▶ Provided records:
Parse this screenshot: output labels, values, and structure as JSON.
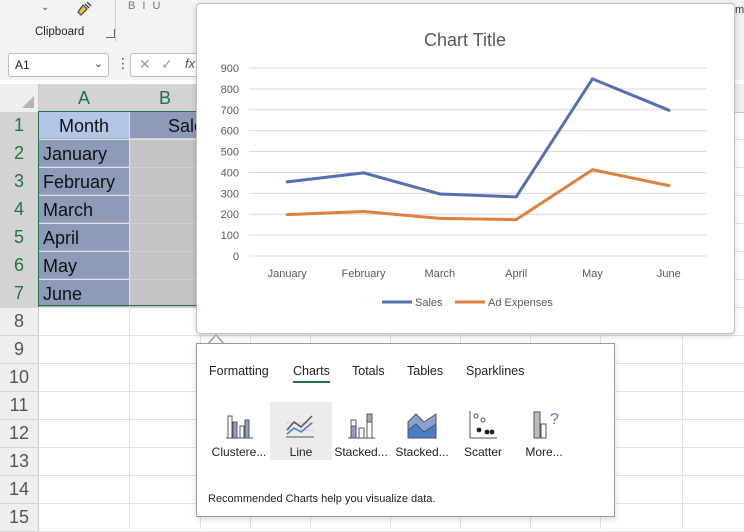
{
  "ribbon": {
    "clipboard_label": "Clipboard",
    "clip_dropdown": "⌄",
    "partial_text": "B I U",
    "right_partial": "m"
  },
  "formula_bar": {
    "name_box_value": "A1",
    "fx": "fx"
  },
  "sheet": {
    "columns": [
      "A",
      "B"
    ],
    "rows": [
      "1",
      "2",
      "3",
      "4",
      "5",
      "6",
      "7",
      "8",
      "9",
      "10",
      "11",
      "12",
      "13",
      "14",
      "15"
    ],
    "col_a": [
      "Month",
      "January",
      "February",
      "March",
      "April",
      "May",
      "June"
    ],
    "b1_partial": "Sale"
  },
  "colors": {
    "sales": "#5470b0",
    "ad_expenses": "#e0803e",
    "accent": "#217346"
  },
  "chart_data": {
    "type": "line",
    "title": "Chart Title",
    "categories": [
      "January",
      "February",
      "March",
      "April",
      "May",
      "June"
    ],
    "series": [
      {
        "name": "Sales",
        "values": [
          355,
          398,
          297,
          283,
          848,
          698
        ]
      },
      {
        "name": "Ad Expenses",
        "values": [
          198,
          213,
          180,
          174,
          413,
          337
        ]
      }
    ],
    "y_ticks": [
      "0",
      "100",
      "200",
      "300",
      "400",
      "500",
      "600",
      "700",
      "800",
      "900"
    ],
    "ylim": [
      0,
      900
    ],
    "grid": true,
    "legend": "bottom"
  },
  "quick_analysis": {
    "tabs": [
      {
        "label": "Formatting"
      },
      {
        "label": "Charts"
      },
      {
        "label": "Totals"
      },
      {
        "label": "Tables"
      },
      {
        "label": "Sparklines"
      }
    ],
    "items": [
      {
        "label": "Clustere...",
        "icon": "clustered-bar-icon"
      },
      {
        "label": "Line",
        "icon": "line-chart-icon"
      },
      {
        "label": "Stacked...",
        "icon": "stacked-bar-icon"
      },
      {
        "label": "Stacked...",
        "icon": "stacked-area-icon"
      },
      {
        "label": "Scatter",
        "icon": "scatter-icon"
      },
      {
        "label": "More...",
        "icon": "more-charts-icon"
      }
    ],
    "footer": "Recommended Charts help you visualize data."
  }
}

▶ Work required:
Return each line exactly as written. Any picture gets left out.

▶ Correct output:
Parse this screenshot: output labels, values, and structure as JSON.
{
  "ribbon": {
    "clipboard_label": "Clipboard",
    "clip_dropdown": "⌄",
    "partial_text": "B I U",
    "right_partial": "m"
  },
  "formula_bar": {
    "name_box_value": "A1",
    "fx": "fx"
  },
  "sheet": {
    "columns": [
      "A",
      "B"
    ],
    "rows": [
      "1",
      "2",
      "3",
      "4",
      "5",
      "6",
      "7",
      "8",
      "9",
      "10",
      "11",
      "12",
      "13",
      "14",
      "15"
    ],
    "col_a": [
      "Month",
      "January",
      "February",
      "March",
      "April",
      "May",
      "June"
    ],
    "b1_partial": "Sale"
  },
  "colors": {
    "sales": "#5470b0",
    "ad_expenses": "#e0803e",
    "accent": "#217346"
  },
  "chart_data": {
    "type": "line",
    "title": "Chart Title",
    "categories": [
      "January",
      "February",
      "March",
      "April",
      "May",
      "June"
    ],
    "series": [
      {
        "name": "Sales",
        "values": [
          355,
          398,
          297,
          283,
          848,
          698
        ]
      },
      {
        "name": "Ad Expenses",
        "values": [
          198,
          213,
          180,
          174,
          413,
          337
        ]
      }
    ],
    "y_ticks": [
      "0",
      "100",
      "200",
      "300",
      "400",
      "500",
      "600",
      "700",
      "800",
      "900"
    ],
    "ylim": [
      0,
      900
    ],
    "grid": true,
    "legend": "bottom"
  },
  "quick_analysis": {
    "tabs": [
      {
        "label": "Formatting"
      },
      {
        "label": "Charts"
      },
      {
        "label": "Totals"
      },
      {
        "label": "Tables"
      },
      {
        "label": "Sparklines"
      }
    ],
    "items": [
      {
        "label": "Clustere...",
        "icon": "clustered-bar-icon"
      },
      {
        "label": "Line",
        "icon": "line-chart-icon"
      },
      {
        "label": "Stacked...",
        "icon": "stacked-bar-icon"
      },
      {
        "label": "Stacked...",
        "icon": "stacked-area-icon"
      },
      {
        "label": "Scatter",
        "icon": "scatter-icon"
      },
      {
        "label": "More...",
        "icon": "more-charts-icon"
      }
    ],
    "footer": "Recommended Charts help you visualize data."
  }
}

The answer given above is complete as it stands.